* _Job_:
Set down all of the entries word for word, omitting the images they contain.

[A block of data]
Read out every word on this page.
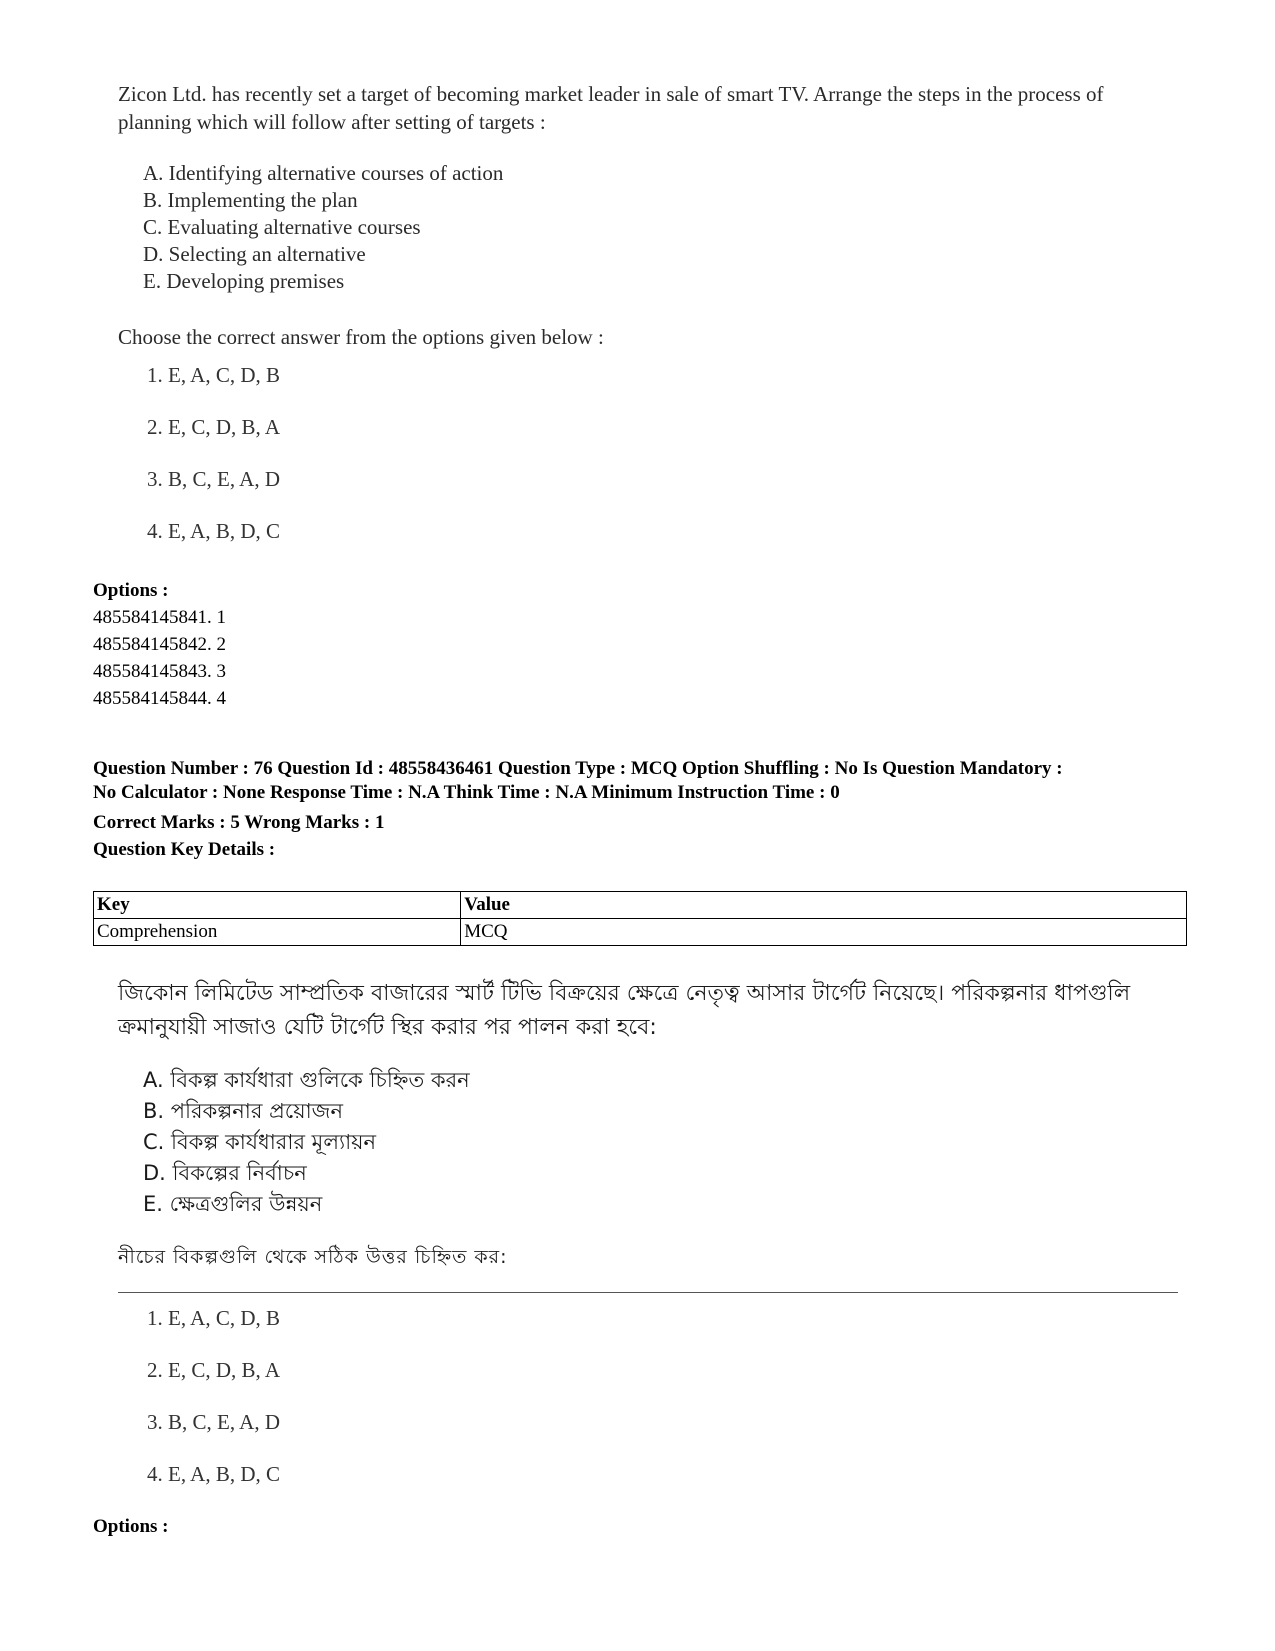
Zicon Ltd. has recently set a target of becoming market leader in sale of smart TV. Arrange the steps in the process of planning which will follow after setting of targets :
A. Identifying alternative courses of action
B. Implementing the plan
C. Evaluating alternative courses
D. Selecting an alternative
E. Developing premises
Choose the correct answer from the options given below :
1. E, A, C, D, B
2. E, C, D, B, A
3. B, C, E, A, D
4. E, A, B, D, C
Options :
485584145841. 1
485584145842. 2
485584145843. 3
485584145844. 4
Question Number : 76 Question Id : 48558436461 Question Type : MCQ Option Shuffling : No Is Question Mandatory :
No Calculator : None Response Time : N.A Think Time : N.A Minimum Instruction Time : 0
Correct Marks : 5 Wrong Marks : 1
Question Key Details :
Key	Value
Comprehension	MCQ
জিকোন লিমিটেড সাম্প্রতিক বাজারের স্মার্ট টিভি বিক্রয়ের ক্ষেত্রে নেতৃত্ব আসার টার্গেট নিয়েছে। পরিকল্পনার ধাপগুলি ক্রমানুযায়ী সাজাও যেটি টার্গেট স্থির করার পর পালন করা হবে:
A. বিকল্প কার্যধারা গুলিকে চিহ্নিত করন
B. পরিকল্পনার প্রয়োজন
C. বিকল্প কার্যধারার মূল্যায়ন
D. বিকল্পের নির্বাচন
E. ক্ষেত্রগুলির উন্নয়ন
নীচের বিকল্পগুলি থেকে সঠিক উত্তর চিহ্নিত কর:
1. E, A, C, D, B
2. E, C, D, B, A
3. B, C, E, A, D
4. E, A, B, D, C
Options :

* _Correct response_:
Read out every word on this page.
Zicon Ltd. has recently set a target of becoming market leader in sale of smart TV. Arrange the steps in the process of planning which will follow after setting of targets :
A. Identifying alternative courses of action
B. Implementing the plan
C. Evaluating alternative courses
D. Selecting an alternative
E. Developing premises
Choose the correct answer from the options given below :
1. E, A, C, D, B
2. E, C, D, B, A
3. B, C, E, A, D
4. E, A, B, D, C
Options :
485584145841. 1
485584145842. 2
485584145843. 3
485584145844. 4
Question Number : 76 Question Id : 48558436461 Question Type : MCQ Option Shuffling : No Is Question Mandatory :
No Calculator : None Response Time : N.A Think Time : N.A Minimum Instruction Time : 0
Correct Marks : 5 Wrong Marks : 1
Question Key Details :
Key	Value
Comprehension	MCQ
জিকোন লিমিটেড সাম্প্রতিক বাজারের স্মার্ট টিভি বিক্রয়ের ক্ষেত্রে নেতৃত্ব আসার টার্গেট নিয়েছে। পরিকল্পনার ধাপগুলি ক্রমানুযায়ী সাজাও যেটি টার্গেট স্থির করার পর পালন করা হবে:
A. বিকল্প কার্যধারা গুলিকে চিহ্নিত করন
B. পরিকল্পনার প্রয়োজন
C. বিকল্প কার্যধারার মূল্যায়ন
D. বিকল্পের নির্বাচন
E. ক্ষেত্রগুলির উন্নয়ন
নীচের বিকল্পগুলি থেকে সঠিক উত্তর চিহ্নিত কর:
1. E, A, C, D, B
2. E, C, D, B, A
3. B, C, E, A, D
4. E, A, B, D, C
Options :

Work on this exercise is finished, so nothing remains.